* _TASK DESCRIPTION_:
Find every line containing the word "Standard" in the records below; report only how many there are.

····················

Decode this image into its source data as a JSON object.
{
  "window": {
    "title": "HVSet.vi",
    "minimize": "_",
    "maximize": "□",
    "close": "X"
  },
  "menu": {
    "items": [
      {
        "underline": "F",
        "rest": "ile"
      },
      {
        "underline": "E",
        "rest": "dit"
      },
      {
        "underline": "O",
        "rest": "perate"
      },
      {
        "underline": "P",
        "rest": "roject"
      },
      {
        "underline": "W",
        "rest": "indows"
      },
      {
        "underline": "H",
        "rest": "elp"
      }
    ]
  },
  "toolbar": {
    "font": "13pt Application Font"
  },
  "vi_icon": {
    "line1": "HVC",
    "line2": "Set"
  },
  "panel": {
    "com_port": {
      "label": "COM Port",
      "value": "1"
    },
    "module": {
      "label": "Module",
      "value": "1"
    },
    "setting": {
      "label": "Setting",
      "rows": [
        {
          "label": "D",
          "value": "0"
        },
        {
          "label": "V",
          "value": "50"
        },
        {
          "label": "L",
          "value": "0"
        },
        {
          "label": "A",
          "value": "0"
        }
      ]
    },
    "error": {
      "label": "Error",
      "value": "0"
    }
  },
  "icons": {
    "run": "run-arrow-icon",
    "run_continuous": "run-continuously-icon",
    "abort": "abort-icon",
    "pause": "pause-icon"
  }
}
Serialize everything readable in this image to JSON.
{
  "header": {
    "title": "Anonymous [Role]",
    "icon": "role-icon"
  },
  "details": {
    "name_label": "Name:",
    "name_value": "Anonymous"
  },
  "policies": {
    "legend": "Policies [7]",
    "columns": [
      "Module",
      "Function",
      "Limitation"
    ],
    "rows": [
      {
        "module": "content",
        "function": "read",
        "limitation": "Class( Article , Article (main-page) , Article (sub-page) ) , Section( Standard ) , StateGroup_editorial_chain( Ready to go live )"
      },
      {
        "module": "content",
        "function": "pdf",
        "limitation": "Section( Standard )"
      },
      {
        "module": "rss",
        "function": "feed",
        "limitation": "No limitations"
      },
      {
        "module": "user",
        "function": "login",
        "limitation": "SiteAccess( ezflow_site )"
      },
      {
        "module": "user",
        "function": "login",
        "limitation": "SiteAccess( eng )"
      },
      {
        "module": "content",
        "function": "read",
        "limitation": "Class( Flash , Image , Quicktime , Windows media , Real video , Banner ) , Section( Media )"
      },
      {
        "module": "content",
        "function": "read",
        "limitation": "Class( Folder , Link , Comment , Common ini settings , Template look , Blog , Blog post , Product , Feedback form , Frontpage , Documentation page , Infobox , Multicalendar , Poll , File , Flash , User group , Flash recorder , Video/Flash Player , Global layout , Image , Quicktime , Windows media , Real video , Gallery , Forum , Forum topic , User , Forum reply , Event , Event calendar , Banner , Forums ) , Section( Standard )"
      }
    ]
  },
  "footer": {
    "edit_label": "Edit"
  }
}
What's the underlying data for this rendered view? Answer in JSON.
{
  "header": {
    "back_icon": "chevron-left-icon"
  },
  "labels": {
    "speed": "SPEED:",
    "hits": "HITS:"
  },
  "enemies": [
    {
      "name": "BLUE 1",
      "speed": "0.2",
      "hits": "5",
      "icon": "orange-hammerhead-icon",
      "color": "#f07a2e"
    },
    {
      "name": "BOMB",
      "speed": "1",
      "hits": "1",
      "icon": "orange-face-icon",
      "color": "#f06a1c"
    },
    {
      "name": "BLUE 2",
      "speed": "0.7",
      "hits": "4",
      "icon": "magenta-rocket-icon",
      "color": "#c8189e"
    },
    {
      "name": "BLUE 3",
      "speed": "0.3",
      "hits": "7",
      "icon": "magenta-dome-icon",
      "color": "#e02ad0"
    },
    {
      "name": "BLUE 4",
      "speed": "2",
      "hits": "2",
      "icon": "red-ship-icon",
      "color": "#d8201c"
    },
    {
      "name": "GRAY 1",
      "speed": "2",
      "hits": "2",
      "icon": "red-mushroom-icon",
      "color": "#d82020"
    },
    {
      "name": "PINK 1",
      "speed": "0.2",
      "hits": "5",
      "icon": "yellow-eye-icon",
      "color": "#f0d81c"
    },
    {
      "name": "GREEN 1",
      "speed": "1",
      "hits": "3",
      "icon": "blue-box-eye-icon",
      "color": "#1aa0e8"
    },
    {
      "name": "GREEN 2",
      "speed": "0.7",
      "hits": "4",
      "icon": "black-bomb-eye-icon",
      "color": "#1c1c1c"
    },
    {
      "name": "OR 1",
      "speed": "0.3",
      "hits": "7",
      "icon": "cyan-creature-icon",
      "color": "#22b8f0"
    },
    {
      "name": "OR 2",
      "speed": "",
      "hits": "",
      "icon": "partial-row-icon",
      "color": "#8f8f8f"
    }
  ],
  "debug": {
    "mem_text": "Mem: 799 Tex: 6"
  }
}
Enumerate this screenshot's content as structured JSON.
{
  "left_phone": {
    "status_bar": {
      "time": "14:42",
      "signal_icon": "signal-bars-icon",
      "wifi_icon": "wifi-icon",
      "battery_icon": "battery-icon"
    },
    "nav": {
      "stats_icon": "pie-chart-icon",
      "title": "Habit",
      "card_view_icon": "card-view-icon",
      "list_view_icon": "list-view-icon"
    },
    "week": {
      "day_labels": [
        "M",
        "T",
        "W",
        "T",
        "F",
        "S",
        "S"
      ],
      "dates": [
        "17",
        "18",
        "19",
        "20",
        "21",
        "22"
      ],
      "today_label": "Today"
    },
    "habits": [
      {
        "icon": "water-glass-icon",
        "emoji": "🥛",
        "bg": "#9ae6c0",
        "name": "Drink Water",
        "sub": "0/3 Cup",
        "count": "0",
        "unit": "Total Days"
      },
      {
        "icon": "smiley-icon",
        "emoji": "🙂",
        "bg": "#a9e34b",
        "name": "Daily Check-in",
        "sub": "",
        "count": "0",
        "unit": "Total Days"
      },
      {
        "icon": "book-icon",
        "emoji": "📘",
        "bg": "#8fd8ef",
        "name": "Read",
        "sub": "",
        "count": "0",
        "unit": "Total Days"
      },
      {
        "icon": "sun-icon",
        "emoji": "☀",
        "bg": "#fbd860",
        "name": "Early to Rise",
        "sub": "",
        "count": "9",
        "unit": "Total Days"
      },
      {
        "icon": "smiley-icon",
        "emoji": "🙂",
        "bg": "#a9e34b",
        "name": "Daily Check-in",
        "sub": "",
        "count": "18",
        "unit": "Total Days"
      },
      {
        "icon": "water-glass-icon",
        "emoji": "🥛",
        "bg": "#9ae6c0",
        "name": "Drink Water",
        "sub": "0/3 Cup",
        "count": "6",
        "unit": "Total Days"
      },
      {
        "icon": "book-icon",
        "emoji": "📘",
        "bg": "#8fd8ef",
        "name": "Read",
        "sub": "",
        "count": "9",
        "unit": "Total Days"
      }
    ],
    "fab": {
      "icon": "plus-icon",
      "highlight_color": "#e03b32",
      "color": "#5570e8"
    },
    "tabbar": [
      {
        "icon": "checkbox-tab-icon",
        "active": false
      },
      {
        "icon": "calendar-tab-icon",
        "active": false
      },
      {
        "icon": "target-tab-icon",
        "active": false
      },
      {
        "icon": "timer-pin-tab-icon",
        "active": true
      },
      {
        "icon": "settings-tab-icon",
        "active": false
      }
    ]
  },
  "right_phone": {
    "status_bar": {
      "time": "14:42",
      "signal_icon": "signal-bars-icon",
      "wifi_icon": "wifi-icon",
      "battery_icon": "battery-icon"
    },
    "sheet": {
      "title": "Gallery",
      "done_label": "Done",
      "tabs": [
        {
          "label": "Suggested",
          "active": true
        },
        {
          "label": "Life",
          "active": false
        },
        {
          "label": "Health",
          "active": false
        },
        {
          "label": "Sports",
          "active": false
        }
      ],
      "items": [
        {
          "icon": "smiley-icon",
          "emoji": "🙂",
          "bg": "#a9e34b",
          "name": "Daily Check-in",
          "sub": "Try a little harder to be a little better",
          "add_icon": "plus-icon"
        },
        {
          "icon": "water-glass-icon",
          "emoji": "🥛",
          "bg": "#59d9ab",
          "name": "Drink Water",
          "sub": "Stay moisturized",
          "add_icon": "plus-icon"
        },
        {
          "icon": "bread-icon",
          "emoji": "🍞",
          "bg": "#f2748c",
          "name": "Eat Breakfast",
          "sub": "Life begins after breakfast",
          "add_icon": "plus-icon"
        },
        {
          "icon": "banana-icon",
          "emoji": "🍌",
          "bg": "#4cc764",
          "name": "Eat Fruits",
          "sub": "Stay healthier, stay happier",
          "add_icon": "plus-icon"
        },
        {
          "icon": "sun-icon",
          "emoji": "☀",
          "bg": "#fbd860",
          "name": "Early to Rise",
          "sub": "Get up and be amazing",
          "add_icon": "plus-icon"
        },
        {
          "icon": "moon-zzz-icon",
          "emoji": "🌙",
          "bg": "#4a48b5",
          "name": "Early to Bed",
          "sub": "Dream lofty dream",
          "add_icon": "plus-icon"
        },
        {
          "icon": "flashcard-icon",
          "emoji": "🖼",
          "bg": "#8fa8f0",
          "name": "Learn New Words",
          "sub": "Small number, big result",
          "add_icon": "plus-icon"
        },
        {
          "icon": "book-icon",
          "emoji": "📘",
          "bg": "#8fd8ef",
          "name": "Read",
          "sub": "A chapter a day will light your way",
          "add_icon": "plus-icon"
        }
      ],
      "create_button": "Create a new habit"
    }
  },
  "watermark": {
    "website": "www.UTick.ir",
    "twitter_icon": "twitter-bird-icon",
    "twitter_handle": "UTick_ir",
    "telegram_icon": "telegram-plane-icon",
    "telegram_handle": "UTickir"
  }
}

····················

* _SOLUTION FOR THIS PROBLEM_:
3